[Document]
<<<<

Il doute de la volonté de transparence du gouvernement : « Les résistances au ministère de la Défense sont toujours aussi importantes et semblent d’un autre âge. Celles-ci, qui viendraient de la volonté du pays importateur de ne pas voir la liste de son armement révélée, sont une fable, comme celle du refus de l’industrie de l’armement de révéler les informations sur leurs armes pour des raisons de compétitivité ».
De même en ce qui concerne le contrôle des intermédiaires — sources d’innombrables embrouilles politico-financières : « Malgré les efforts de la délégation française aux Nations unies lors des négociations du traité sur le commerce des armes pour obtenir un article sur leur contrôle strict, les gouvernements français successifs n’en ont pas voulu ! », regrette Benoît Muracciole, alors qu’un projet de loi actuellement en attente, mais jamais mis à l’ordre du jour de l’assemblée nationale, permettrait des progrès sensibles .

>>>>

[Entrées du jeu de données de mise en page]
<<<<

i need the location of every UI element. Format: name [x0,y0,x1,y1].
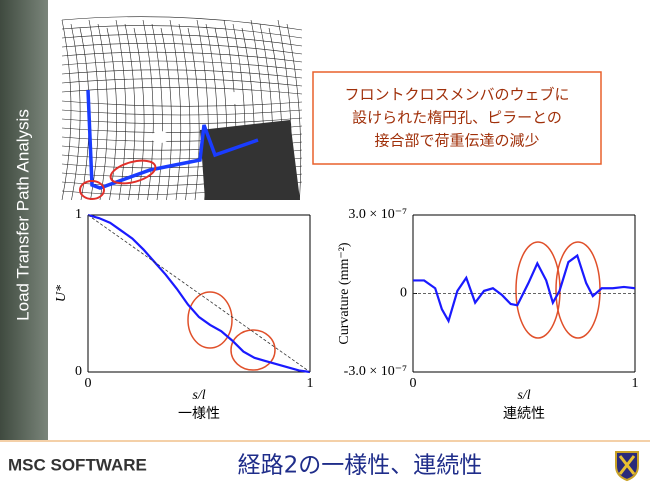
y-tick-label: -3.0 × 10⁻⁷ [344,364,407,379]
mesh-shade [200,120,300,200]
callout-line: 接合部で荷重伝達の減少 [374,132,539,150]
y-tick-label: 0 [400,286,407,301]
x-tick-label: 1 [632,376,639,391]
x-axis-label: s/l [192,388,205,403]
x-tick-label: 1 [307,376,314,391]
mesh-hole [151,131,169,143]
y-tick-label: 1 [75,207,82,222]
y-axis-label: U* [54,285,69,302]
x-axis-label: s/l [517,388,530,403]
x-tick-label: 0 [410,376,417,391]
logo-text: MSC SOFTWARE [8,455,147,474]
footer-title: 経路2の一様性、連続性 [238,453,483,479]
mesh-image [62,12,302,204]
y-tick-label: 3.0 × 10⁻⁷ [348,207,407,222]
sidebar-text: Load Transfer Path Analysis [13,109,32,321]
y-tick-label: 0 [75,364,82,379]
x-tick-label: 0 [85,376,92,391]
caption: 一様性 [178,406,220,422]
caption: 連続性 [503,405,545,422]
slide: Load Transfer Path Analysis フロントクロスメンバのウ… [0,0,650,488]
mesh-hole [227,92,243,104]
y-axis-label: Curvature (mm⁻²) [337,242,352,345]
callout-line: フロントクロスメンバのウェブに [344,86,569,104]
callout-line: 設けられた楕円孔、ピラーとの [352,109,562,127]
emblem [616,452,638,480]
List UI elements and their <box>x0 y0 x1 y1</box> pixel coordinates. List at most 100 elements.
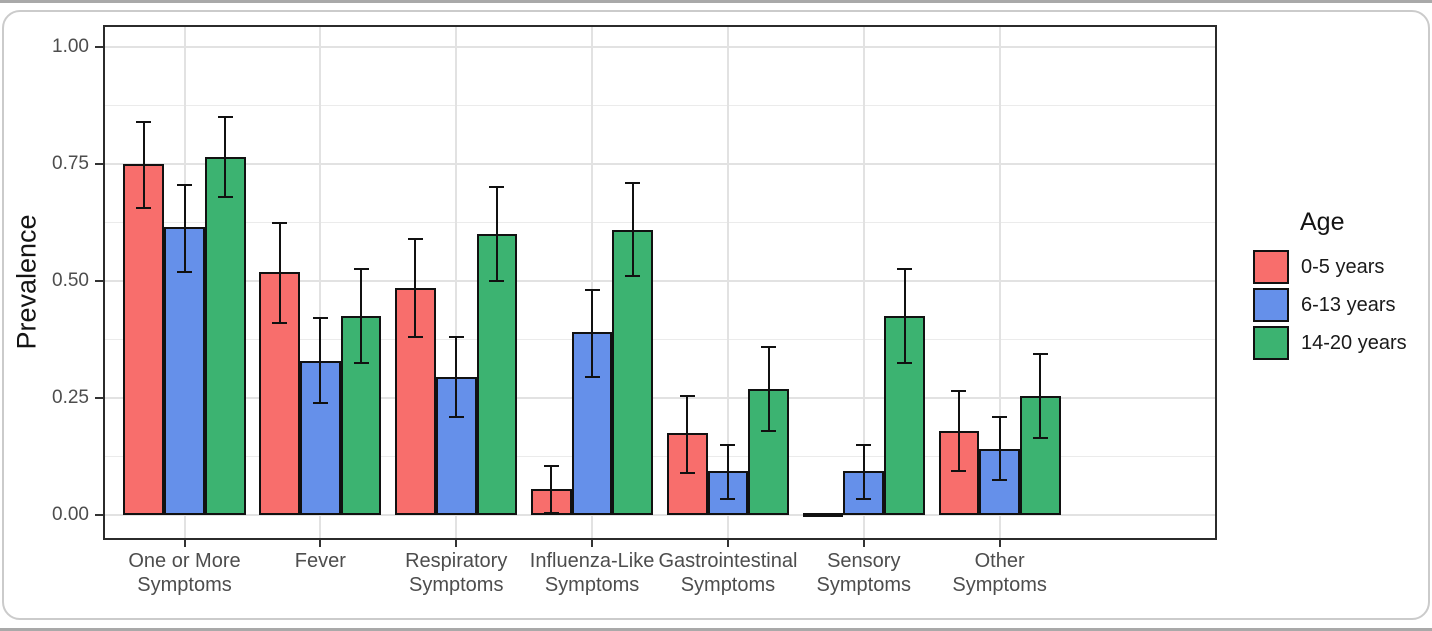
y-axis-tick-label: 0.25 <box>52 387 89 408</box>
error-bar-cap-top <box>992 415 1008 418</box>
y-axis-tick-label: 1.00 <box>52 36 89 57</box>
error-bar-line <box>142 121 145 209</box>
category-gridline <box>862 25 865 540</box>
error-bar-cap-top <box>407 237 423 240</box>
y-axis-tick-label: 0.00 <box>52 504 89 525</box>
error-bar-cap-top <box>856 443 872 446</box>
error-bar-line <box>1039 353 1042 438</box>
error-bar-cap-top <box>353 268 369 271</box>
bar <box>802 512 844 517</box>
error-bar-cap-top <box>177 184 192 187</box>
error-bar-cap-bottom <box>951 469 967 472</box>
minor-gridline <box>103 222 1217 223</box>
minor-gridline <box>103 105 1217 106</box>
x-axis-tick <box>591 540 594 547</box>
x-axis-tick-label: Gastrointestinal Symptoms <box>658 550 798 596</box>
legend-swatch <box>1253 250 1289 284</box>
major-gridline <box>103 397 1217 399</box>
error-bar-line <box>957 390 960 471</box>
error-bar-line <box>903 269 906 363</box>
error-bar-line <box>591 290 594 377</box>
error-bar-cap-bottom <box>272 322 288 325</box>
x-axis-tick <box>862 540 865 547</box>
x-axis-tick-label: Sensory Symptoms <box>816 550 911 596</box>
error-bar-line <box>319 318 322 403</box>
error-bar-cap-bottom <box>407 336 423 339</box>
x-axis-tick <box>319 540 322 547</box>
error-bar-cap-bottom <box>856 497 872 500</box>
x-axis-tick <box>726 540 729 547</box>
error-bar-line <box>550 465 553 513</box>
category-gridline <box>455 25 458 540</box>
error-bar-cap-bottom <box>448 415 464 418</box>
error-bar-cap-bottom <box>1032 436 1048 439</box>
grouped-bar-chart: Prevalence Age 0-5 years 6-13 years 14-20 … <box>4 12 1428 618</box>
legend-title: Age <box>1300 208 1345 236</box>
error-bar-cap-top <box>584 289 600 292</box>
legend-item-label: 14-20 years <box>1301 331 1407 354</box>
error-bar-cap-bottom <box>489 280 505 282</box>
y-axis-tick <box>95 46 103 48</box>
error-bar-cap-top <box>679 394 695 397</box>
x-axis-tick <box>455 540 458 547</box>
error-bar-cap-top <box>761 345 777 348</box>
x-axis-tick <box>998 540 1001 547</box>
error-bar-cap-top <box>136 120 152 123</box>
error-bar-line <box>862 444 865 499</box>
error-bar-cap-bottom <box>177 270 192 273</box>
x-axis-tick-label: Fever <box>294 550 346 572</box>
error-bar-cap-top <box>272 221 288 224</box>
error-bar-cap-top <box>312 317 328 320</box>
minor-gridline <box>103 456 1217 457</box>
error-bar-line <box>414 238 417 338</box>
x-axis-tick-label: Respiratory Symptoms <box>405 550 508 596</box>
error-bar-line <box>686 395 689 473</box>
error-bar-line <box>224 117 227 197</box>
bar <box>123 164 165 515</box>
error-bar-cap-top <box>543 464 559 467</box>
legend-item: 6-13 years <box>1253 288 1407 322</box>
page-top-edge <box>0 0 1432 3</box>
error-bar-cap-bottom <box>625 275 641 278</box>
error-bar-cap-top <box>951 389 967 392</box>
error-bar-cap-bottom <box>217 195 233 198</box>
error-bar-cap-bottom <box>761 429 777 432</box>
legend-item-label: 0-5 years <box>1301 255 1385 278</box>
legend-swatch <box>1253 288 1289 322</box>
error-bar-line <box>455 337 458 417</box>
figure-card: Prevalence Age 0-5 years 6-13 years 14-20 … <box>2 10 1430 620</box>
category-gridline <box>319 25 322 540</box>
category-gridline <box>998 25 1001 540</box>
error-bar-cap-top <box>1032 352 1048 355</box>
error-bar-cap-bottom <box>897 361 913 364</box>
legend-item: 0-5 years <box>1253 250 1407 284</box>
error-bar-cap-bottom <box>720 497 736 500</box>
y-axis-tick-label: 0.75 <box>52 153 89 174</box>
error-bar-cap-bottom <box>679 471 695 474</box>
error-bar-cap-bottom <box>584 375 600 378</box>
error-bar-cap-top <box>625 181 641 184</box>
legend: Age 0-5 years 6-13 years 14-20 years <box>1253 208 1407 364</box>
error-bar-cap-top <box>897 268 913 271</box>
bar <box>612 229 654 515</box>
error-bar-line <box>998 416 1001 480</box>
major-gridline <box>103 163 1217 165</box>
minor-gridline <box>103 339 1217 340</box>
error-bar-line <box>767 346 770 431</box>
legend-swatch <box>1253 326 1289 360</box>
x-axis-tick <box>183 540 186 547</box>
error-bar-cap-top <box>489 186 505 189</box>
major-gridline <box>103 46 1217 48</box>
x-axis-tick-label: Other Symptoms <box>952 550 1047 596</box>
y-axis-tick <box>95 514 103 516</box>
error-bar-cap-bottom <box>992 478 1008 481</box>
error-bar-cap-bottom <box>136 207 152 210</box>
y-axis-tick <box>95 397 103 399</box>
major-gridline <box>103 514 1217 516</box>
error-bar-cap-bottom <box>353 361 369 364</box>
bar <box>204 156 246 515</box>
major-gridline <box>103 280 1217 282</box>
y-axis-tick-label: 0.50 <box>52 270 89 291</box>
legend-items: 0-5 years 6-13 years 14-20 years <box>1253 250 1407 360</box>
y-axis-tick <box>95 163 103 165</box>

>>>>

[Tâches à réaliser]
a: Dans le document sur le commerce des armes, qui regrette que les gouvernements français successifs n'aient pas voulu d'un article sur le contrôle strict des intermédiaires ?
b: Recopiez le passage du document sur le commerce des armes qui commence par « De même en ce » et se poursuit jusqu'à « progrès sensibles . ».
Appuyez-vous uniquement sur le document.

[Réponses par tâche]
a: Benoît Muracciole.

b:
De même en ce qui concerne le contrôle des intermédiaires — sources d’innombrables embrouilles politico-financières : « Malgré les efforts de la délégation française aux Nations unies lors des négociations du traité sur le commerce des armes pour obtenir un article sur leur contrôle strict, les gouvernements français successifs n’en ont pas voulu ! », regrette Benoît Muracciole, alors qu’un projet de loi actuellement en attente, mais jamais mis à l’ordre du jour de l’assemblée nationale, permettrait des progrès sensibles .